# INSTRUCCIONES:
[1] Reproduce sin cambios el pasaje del fragmento sobre el robo de museos que va desde "Hoy no tengo" hasta "como acto comunicativo.".
[2] En el fragmento sobre el robo de museos, ¿por qué las dudas morales que aún persisten provocan una angustia que no es menor? Explícalo en una a tres oraciones.

Hoy no tengo “esos” problemas morales, he
entendido que específicamente el robo de museos se encumbra como una obra de
arte en si, como el arte de robar el arte, y alcanza las alturas más sublimes
del arte como acto comunicativo.
Pero sí tengo otros. Así es, tengo que confesar
que aún persisten algunas dudas morales. Y, cuando surgen, mi angustia no es
menor. Es que como dijo el viejo Sócrates, con los problemas morales no se trata de una
insignificancia, sino de cómo debemos vivir. ¿Deberé efectivamente poner determinada pieza en mi Museo? O dicho de
otro modo ¿Habrá sido efectivamente robada? Conozco pintores que han denunciado
falsificaciones de su obra simplemente para que se hable de ellos, “para salir
en la tele”, para que se les considere dignos de ser falsificados, (y por tanto
puedan vender sus obras a mayor precio). ¿No puede un museo denunciar un robo
por iguales o similares consideraciones, y en definitiva para que se le
considere digno de ser robado? Es una inquietud que he mantenido por años, que
crece o disminuye según las circunstancias, y que todavía no he podido
dilucidar.

# DATOS PROPORCIONADOS:
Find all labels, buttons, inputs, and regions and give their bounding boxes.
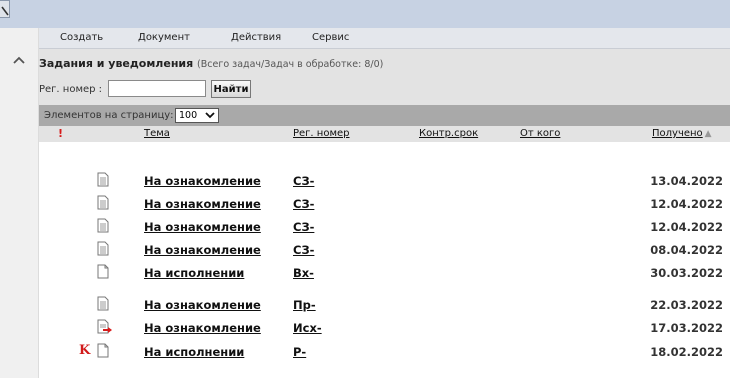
doc-lines-icon — [97, 241, 109, 256]
table-row[interactable]: На ознакомление Пр- 22.03.2022 — [39, 294, 730, 314]
received-date: 13.04.2022 — [650, 174, 723, 188]
table-row[interactable]: На исполнении Вх- 30.03.2022 — [39, 262, 730, 282]
doc-blank-icon — [97, 343, 109, 358]
chevron-up-icon[interactable] — [12, 54, 26, 66]
items-per-page-label: Элементов на страницу: — [44, 110, 174, 121]
reg-number-link[interactable]: СЗ- — [293, 174, 314, 188]
task-subject-link[interactable]: На ознакомление — [144, 220, 261, 234]
reg-number-input[interactable] — [108, 80, 206, 97]
column-received[interactable]: Получено ▲ — [652, 128, 712, 139]
table-row[interactable]: K На исполнении Р- 18.02.2022 — [39, 341, 730, 361]
column-from[interactable]: От кого — [520, 128, 560, 139]
reg-number-link[interactable]: Вх- — [293, 266, 314, 280]
reg-number-link[interactable]: СЗ- — [293, 220, 314, 234]
column-subject[interactable]: Тема — [144, 128, 170, 139]
task-subject-link[interactable]: На исполнении — [144, 266, 244, 280]
column-deadline[interactable]: Контр.срок — [419, 128, 478, 139]
reg-number-link[interactable]: Исх- — [293, 321, 322, 335]
task-subject-link[interactable]: На ознакомление — [144, 321, 261, 335]
corner-search-button[interactable] — [0, 0, 10, 18]
doc-lines-icon — [97, 172, 109, 187]
column-received-label: Получено — [652, 128, 703, 139]
items-per-page-value: 100 — [179, 110, 198, 121]
items-per-page-bar: Элементов на страницу: 100 — [39, 105, 730, 126]
received-date: 17.03.2022 — [650, 321, 723, 335]
task-count: (Всего задач/Задач в обработке: 8/0) — [197, 59, 384, 70]
table-row[interactable]: На ознакомление СЗ- 12.04.2022 — [39, 216, 730, 236]
received-date: 12.04.2022 — [650, 220, 723, 234]
window-top-strip — [0, 0, 730, 28]
task-subject-link[interactable]: На ознакомление — [144, 197, 261, 211]
menu-actions[interactable]: Действия — [231, 32, 281, 43]
items-per-page-select[interactable]: 100 — [175, 108, 219, 123]
doc-lines-icon — [97, 195, 109, 210]
task-subject-link[interactable]: На ознакомление — [144, 174, 261, 188]
doc-lines-icon — [97, 218, 109, 233]
received-date: 18.02.2022 — [650, 345, 723, 359]
panel-title: Задания и уведомления (Всего задач/Задач… — [39, 57, 383, 70]
task-subject-link[interactable]: На ознакомление — [144, 298, 261, 312]
reg-number-label: Рег. номер : — [39, 84, 103, 95]
doc-blank-icon — [97, 264, 109, 279]
menu-service[interactable]: Сервис — [312, 32, 349, 43]
panel-title-text: Задания и уведомления — [39, 57, 194, 70]
table-row[interactable]: На ознакомление СЗ- 08.04.2022 — [39, 239, 730, 259]
menu-bar: Создать Документ Действия Сервис — [39, 28, 730, 49]
reg-number-link[interactable]: СЗ- — [293, 197, 314, 211]
received-date: 12.04.2022 — [650, 197, 723, 211]
reg-number-link[interactable]: СЗ- — [293, 243, 314, 257]
doc-outgoing-icon — [97, 319, 112, 334]
menu-create[interactable]: Создать — [60, 32, 103, 43]
task-subject-link[interactable]: На ознакомление — [144, 243, 261, 257]
importance-icon[interactable]: ! — [58, 127, 63, 140]
received-date: 22.03.2022 — [650, 298, 723, 312]
column-reg-number[interactable]: Рег. номер — [293, 128, 350, 139]
task-subject-link[interactable]: На исполнении — [144, 345, 244, 359]
received-date: 08.04.2022 — [650, 243, 723, 257]
doc-lines-icon — [97, 296, 109, 311]
sort-asc-icon: ▲ — [704, 129, 712, 139]
table-row[interactable]: На ознакомление Исх- 17.03.2022 — [39, 317, 730, 337]
left-scroll-strip — [0, 28, 38, 378]
table-header: ! Тема Рег. номер Контр.срок От кого Пол… — [39, 126, 730, 142]
magnifier-icon — [1, 6, 9, 16]
menu-document[interactable]: Документ — [138, 32, 190, 43]
table-row[interactable]: На ознакомление СЗ- 13.04.2022 — [39, 170, 730, 190]
table-row[interactable]: На ознакомление СЗ- 12.04.2022 — [39, 193, 730, 213]
reg-number-link[interactable]: Р- — [293, 345, 306, 359]
tasks-panel: Задания и уведомления (Всего задач/Задач… — [39, 49, 730, 105]
received-date: 30.03.2022 — [650, 266, 723, 280]
reg-number-link[interactable]: Пр- — [293, 298, 316, 312]
chevron-down-icon — [205, 112, 215, 119]
control-mark: K — [79, 343, 91, 358]
find-button[interactable]: Найти — [211, 80, 251, 98]
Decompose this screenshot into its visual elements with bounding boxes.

# RESPUESTAS POR TAREA:
[1]
Hoy no tengo “esos” problemas morales, he
entendido que específicamente el robo de museos se encumbra como una obra de
arte en si, como el arte de robar el arte, y alcanza las alturas más sublimes
del arte como acto comunicativo.

[2] Porque, como dijo Sócrates, los problemas morales no son una insignificancia, sino que tratan de cómo debemos vivir.